_REQUIRED WORK:_ Quote the records beneath, complete and exact. Leave out images.

Collected data entries:
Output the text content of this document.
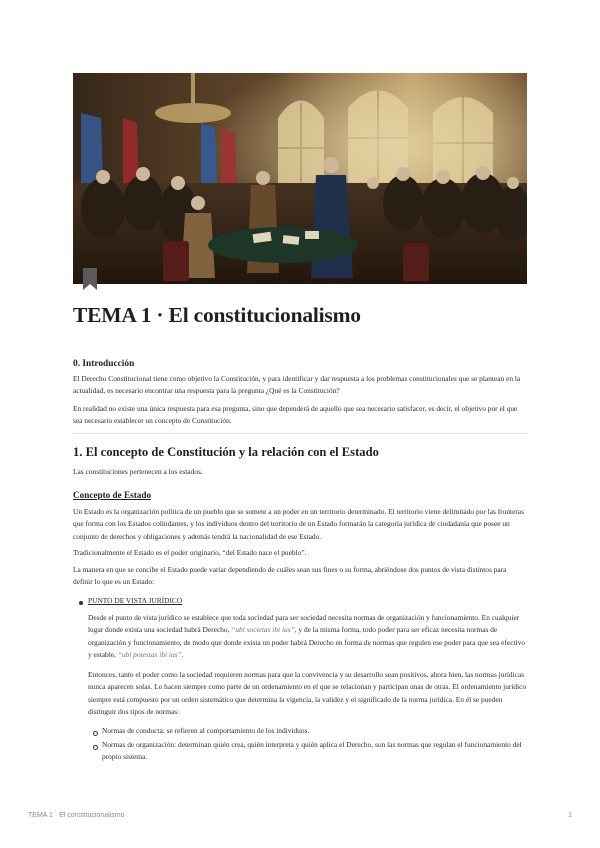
TEMA 1 · El constitucionalismo
0. Introducción

El Derecho Constitucional tiene como objetivo la Constitución, y para identificar y dar respuesta a los problemas constitucionales que se plantean en la actualidad, es necesario encontrar una respuesta para la pregunta ¿Qué es la Constitución?

En realidad no existe una única respuesta para esa pregunta, sino que dependerá de aquello que sea necesario satisfacer, es decir, el objetivo por el que sea necesario establecer un concepto de Constitución.

1. El concepto de Constitución y la relación con el Estado

Las constituciones pertenecen a los estados.

Concepto de Estado

Un Estado es la organización política de un pueblo que se somete a un poder en un territorio determinado. El territorio viene delimitado por las fronteras que forma con los Estados colindantes, y los individuos dentro del territorio de un Estado formarán la categoría jurídica de ciudadanía que posee un conjunto de derechos y obligaciones y además tendrá la nacionalidad de ese Estado.

Tradicionalmente el Estado es el poder originario, “del Estado nace el pueblo”.

La manera en que se concibe el Estado puede variar dependiendo de cuáles sean sus fines o su forma, abriéndose dos puntos de vista distintos para definir lo que es un Estado:

PUNTO DE VISTA JURÍDICO

Desde el punto de vista jurídico se establece que toda sociedad para ser sociedad necesita normas de organización y funcionamiento. En cualquier lugar donde exista una sociedad habrá Derecho, “ubi societas ibi ius”, y de la misma forma, todo poder para ser eficaz necesita normas de organización y funcionamiento, de modo que donde exista un poder habrá Derecho en forma de normas que regulen ese poder para que sea efectivo y estable, “ubi potestas ibi ius”.

Entonces, tanto el poder como la sociedad requieren normas para que la convivencia y su desarrollo sean positivos, ahora bien, las normas jurídicas nunca aparecen solas. Lo hacen siempre como parte de un ordenamiento en el que se relacionan y participan unas de otras. El ordenamiento jurídico siempre está compuesto por un orden sistemático que determina la vigencia, la validez y el significado de la norma jurídica. En él se pueden distinguir dos tipos de normas:

Normas de conducta: se refieren al comportamiento de los individuos.

Normas de organización: determinan quién crea, quién interpreta y quién aplica el Derecho, son las normas que regulan el funcionamiento del propio sistema.

TEMA 1 · El constitucionalismo	1
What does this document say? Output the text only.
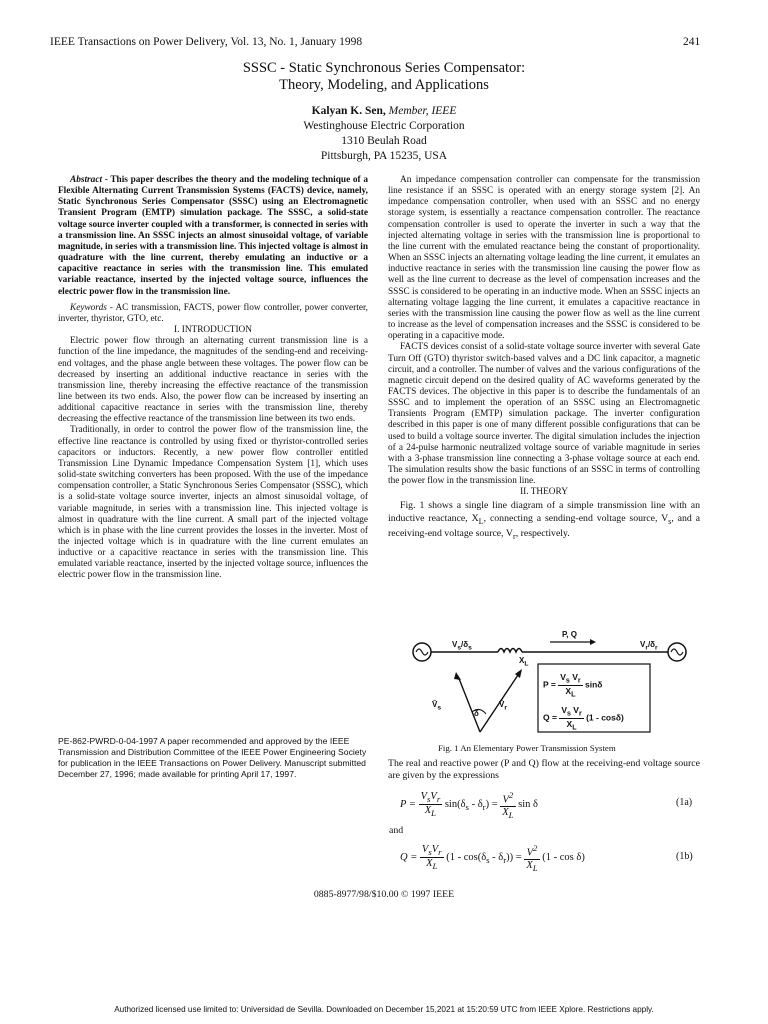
IEEE Transactions on Power Delivery, Vol. 13, No. 1, January 1998	241
SSSC - Static Synchronous Series Compensator:
Theory, Modeling, and Applications
Kalyan K. Sen, Member, IEEE
Westinghouse Electric Corporation
1310 Beulah Road
Pittsburgh, PA 15235, USA

Abstract - This paper describes the theory and the modeling technique of a Flexible Alternating Current Transmission Systems (FACTS) device, namely, Static Synchronous Series Compensator (SSSC) using an Electromagnetic Transient Program (EMTP) simulation package. The SSSC, a solid-state voltage source inverter coupled with a transformer, is connected in series with a transmission line. An SSSC injects an almost sinusoidal voltage, of variable magnitude, in series with a transmission line. This injected voltage is almost in quadrature with the line current, thereby emulating an inductive or a capacitive reactance in series with the transmission line. This emulated variable reactance, inserted by the injected voltage source, influences the electric power flow in the transmission line.

Keywords - AC transmission, FACTS, power flow controller, power converter, inverter, thyristor, GTO, etc.

I. INTRODUCTION

Electric power flow through an alternating current transmission line is a function of the line impedance, the magnitudes of the sending-end and receiving-end voltages, and the phase angle between these voltages. The power flow can be decreased by inserting an additional inductive reactance in series with the transmission line, thereby increasing the effective reactance of the transmission line between its two ends. Also, the power flow can be increased by inserting an additional capacitive reactance in series with the transmission line, thereby decreasing the effective reactance of the transmission line between its two ends.

Traditionally, in order to control the power flow of the transmission line, the effective line reactance is controlled by using fixed or thyristor-controlled series capacitors or inductors. Recently, a new power flow controller entitled Transmission Line Dynamic Impedance Compensation System [1], which uses solid-state switching converters has been proposed. With the use of the impedance compensation controller, a Static Synchronous Series Compensator (SSSC), which is a solid-state voltage source inverter, injects an almost sinusoidal voltage, of variable magnitude, in series with a transmission line. This injected voltage is almost in quadrature with the line current. A small part of the injected voltage which is in phase with the line current provides the losses in the inverter. Most of the injected voltage which is in quadrature with the line current emulates an inductive or a capacitive reactance in series with the transmission line. This emulated variable reactance, inserted by the injected voltage source, influences the electric power flow in the transmission line.

PE-862-PWRD-0-04-1997 A paper recommended and approved by the IEEE Transmission and Distribution Committee of the IEEE Power Engineering Society for publication in the IEEE Transactions on Power Delivery. Manuscript submitted December 27, 1996; made available for printing April 17, 1997.

An impedance compensation controller can compensate for the transmission line resistance if an SSSC is operated with an energy storage system [2]. An impedance compensation controller, when used with an SSSC and no energy storage system, is essentially a reactance compensation controller. The reactance compensation controller is used to operate the inverter in such a way that the injected alternating voltage in series with the transmission line is proportional to the line current with the emulated reactance being the constant of proportionality. When an SSSC injects an alternating voltage leading the line current, it emulates an inductive reactance in series with the transmission line causing the power flow as well as the line current to decrease as the level of compensation increases and the SSSC is considered to be operating in an inductive mode. When an SSSC injects an alternating voltage lagging the line current, it emulates a capacitive reactance in series with the transmission line causing the power flow as well as the line current to increase as the level of compensation increases and the SSSC is considered to be operating in a capacitive mode.

FACTS devices consist of a solid-state voltage source inverter with several Gate Turn Off (GTO) thyristor switch-based valves and a DC link capacitor, a magnetic circuit, and a controller. The number of valves and the various configurations of the magnetic circuit depend on the desired quality of AC waveforms generated by the FACTS devices. The objective in this paper is to describe the fundamentals of an SSSC and to implement the operation of an SSSC using an Electromagnetic Transients Program (EMTP) simulation package. The inverter configuration described in this paper is one of many different possible configurations that can be used to build a voltage source inverter. The digital simulation includes the injection of a 24-pulse harmonic neutralized voltage source of variable magnitude in series with a 3-phase transmission line connecting a 3-phase voltage source at each end. The simulation results show the basic functions of an SSSC in terms of controlling the power flow in the transmission line.

II. THEORY

Fig. 1 shows a single line diagram of a simple transmission line with an inductive reactance, $X_L$, connecting a sending-end voltage source, $V_s$, and a receiving-end voltage source, $V_r$, respectively.

$V_s/\delta_s$	$V_r/\delta_r$
$X_L$
P, Q
$V̄_s$	$V̄_r$
δ
$P = \frac{V_s V_r}{X_L}$ sinδ
$Q = \frac{V_s V_r}{X_L} (1 - \cos\delta)$
Fig. 1 An Elementary Power Transmission System

The real and reactive power (P and Q) flow at the receiving-end voltage source are given by the expressions

$P = \frac{V_sV_r}{X_L} \sin(\delta_s - \delta_r) = \frac{V^2}{X_L}$ sin δ	(1a)
and
$Q = \frac{V_sV_r}{X_L} (1 - \cos(\delta_s - \delta_r)) = \frac{V^2}{X_L} (1 - \cos \delta)$	(1b)
0885-8977/98/$10.00 © 1997 IEEE
Authorized licensed use limited to: Universidad de Sevilla. Downloaded on December 15,2021 at 15:20:59 UTC from IEEE Xplore. Restrictions apply.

_EXERCISE ANSWER:_
Output the text content of this document.
TEMA 1 · El constitucionalismo
0. Introducción

El Derecho Constitucional tiene como objetivo la Constitución, y para identificar y dar respuesta a los problemas constitucionales que se plantean en la actualidad, es necesario encontrar una respuesta para la pregunta ¿Qué es la Constitución?

En realidad no existe una única respuesta para esa pregunta, sino que dependerá de aquello que sea necesario satisfacer, es decir, el objetivo por el que sea necesario establecer un concepto de Constitución.

1. El concepto de Constitución y la relación con el Estado

Las constituciones pertenecen a los estados.

Concepto de Estado

Un Estado es la organización política de un pueblo que se somete a un poder en un territorio determinado. El territorio viene delimitado por las fronteras que forma con los Estados colindantes, y los individuos dentro del territorio de un Estado formarán la categoría jurídica de ciudadanía que posee un conjunto de derechos y obligaciones y además tendrá la nacionalidad de ese Estado.

Tradicionalmente el Estado es el poder originario, “del Estado nace el pueblo”.

La manera en que se concibe el Estado puede variar dependiendo de cuáles sean sus fines o su forma, abriéndose dos puntos de vista distintos para definir lo que es un Estado:

PUNTO DE VISTA JURÍDICO

Desde el punto de vista jurídico se establece que toda sociedad para ser sociedad necesita normas de organización y funcionamiento. En cualquier lugar donde exista una sociedad habrá Derecho, “ubi societas ibi ius”, y de la misma forma, todo poder para ser eficaz necesita normas de organización y funcionamiento, de modo que donde exista un poder habrá Derecho en forma de normas que regulen ese poder para que sea efectivo y estable, “ubi potestas ibi ius”.

Entonces, tanto el poder como la sociedad requieren normas para que la convivencia y su desarrollo sean positivos, ahora bien, las normas jurídicas nunca aparecen solas. Lo hacen siempre como parte de un ordenamiento en el que se relacionan y participan unas de otras. El ordenamiento jurídico siempre está compuesto por un orden sistemático que determina la vigencia, la validez y el significado de la norma jurídica. En él se pueden distinguir dos tipos de normas:

Normas de conducta: se refieren al comportamiento de los individuos.

Normas de organización: determinan quién crea, quién interpreta y quién aplica el Derecho, son las normas que regulan el funcionamiento del propio sistema.

TEMA 1 · El constitucionalismo	1
What does this document say? Output the text only.
IEEE Transactions on Power Delivery, Vol. 13, No. 1, January 1998	241
SSSC - Static Synchronous Series Compensator:
Theory, Modeling, and Applications
Kalyan K. Sen, Member, IEEE
Westinghouse Electric Corporation
1310 Beulah Road
Pittsburgh, PA 15235, USA

Abstract - This paper describes the theory and the modeling technique of a Flexible Alternating Current Transmission Systems (FACTS) device, namely, Static Synchronous Series Compensator (SSSC) using an Electromagnetic Transient Program (EMTP) simulation package. The SSSC, a solid-state voltage source inverter coupled with a transformer, is connected in series with a transmission line. An SSSC injects an almost sinusoidal voltage, of variable magnitude, in series with a transmission line. This injected voltage is almost in quadrature with the line current, thereby emulating an inductive or a capacitive reactance in series with the transmission line. This emulated variable reactance, inserted by the injected voltage source, influences the electric power flow in the transmission line.

Keywords - AC transmission, FACTS, power flow controller, power converter, inverter, thyristor, GTO, etc.

I. INTRODUCTION

Electric power flow through an alternating current transmission line is a function of the line impedance, the magnitudes of the sending-end and receiving-end voltages, and the phase angle between these voltages. The power flow can be decreased by inserting an additional inductive reactance in series with the transmission line, thereby increasing the effective reactance of the transmission line between its two ends. Also, the power flow can be increased by inserting an additional capacitive reactance in series with the transmission line, thereby decreasing the effective reactance of the transmission line between its two ends.

Traditionally, in order to control the power flow of the transmission line, the effective line reactance is controlled by using fixed or thyristor-controlled series capacitors or inductors. Recently, a new power flow controller entitled Transmission Line Dynamic Impedance Compensation System [1], which uses solid-state switching converters has been proposed. With the use of the impedance compensation controller, a Static Synchronous Series Compensator (SSSC), which is a solid-state voltage source inverter, injects an almost sinusoidal voltage, of variable magnitude, in series with a transmission line. This injected voltage is almost in quadrature with the line current. A small part of the injected voltage which is in phase with the line current provides the losses in the inverter. Most of the injected voltage which is in quadrature with the line current emulates an inductive or a capacitive reactance in series with the transmission line. This emulated variable reactance, inserted by the injected voltage source, influences the electric power flow in the transmission line.

PE-862-PWRD-0-04-1997 A paper recommended and approved by the IEEE Transmission and Distribution Committee of the IEEE Power Engineering Society for publication in the IEEE Transactions on Power Delivery. Manuscript submitted December 27, 1996; made available for printing April 17, 1997.

An impedance compensation controller can compensate for the transmission line resistance if an SSSC is operated with an energy storage system [2]. An impedance compensation controller, when used with an SSSC and no energy storage system, is essentially a reactance compensation controller. The reactance compensation controller is used to operate the inverter in such a way that the injected alternating voltage in series with the transmission line is proportional to the line current with the emulated reactance being the constant of proportionality. When an SSSC injects an alternating voltage leading the line current, it emulates an inductive reactance in series with the transmission line causing the power flow as well as the line current to decrease as the level of compensation increases and the SSSC is considered to be operating in an inductive mode. When an SSSC injects an alternating voltage lagging the line current, it emulates a capacitive reactance in series with the transmission line causing the power flow as well as the line current to increase as the level of compensation increases and the SSSC is considered to be operating in a capacitive mode.

FACTS devices consist of a solid-state voltage source inverter with several Gate Turn Off (GTO) thyristor switch-based valves and a DC link capacitor, a magnetic circuit, and a controller. The number of valves and the various configurations of the magnetic circuit depend on the desired quality of AC waveforms generated by the FACTS devices. The objective in this paper is to describe the fundamentals of an SSSC and to implement the operation of an SSSC using an Electromagnetic Transients Program (EMTP) simulation package. The inverter configuration described in this paper is one of many different possible configurations that can be used to build a voltage source inverter. The digital simulation includes the injection of a 24-pulse harmonic neutralized voltage source of variable magnitude in series with a 3-phase transmission line connecting a 3-phase voltage source at each end. The simulation results show the basic functions of an SSSC in terms of controlling the power flow in the transmission line.

II. THEORY

Fig. 1 shows a single line diagram of a simple transmission line with an inductive reactance, $X_L$, connecting a sending-end voltage source, $V_s$, and a receiving-end voltage source, $V_r$, respectively.

$V_s/\delta_s$	$V_r/\delta_r$
$X_L$
P, Q
$V̄_s$	$V̄_r$
δ
$P = \frac{V_s V_r}{X_L}$ sinδ
$Q = \frac{V_s V_r}{X_L} (1 - \cos\delta)$
Fig. 1 An Elementary Power Transmission System

The real and reactive power (P and Q) flow at the receiving-end voltage source are given by the expressions

$P = \frac{V_sV_r}{X_L} \sin(\delta_s - \delta_r) = \frac{V^2}{X_L}$ sin δ	(1a)
and
$Q = \frac{V_sV_r}{X_L} (1 - \cos(\delta_s - \delta_r)) = \frac{V^2}{X_L} (1 - \cos \delta)$	(1b)
0885-8977/98/$10.00 © 1997 IEEE
Authorized licensed use limited to: Universidad de Sevilla. Downloaded on December 15,2021 at 15:20:59 UTC from IEEE Xplore. Restrictions apply.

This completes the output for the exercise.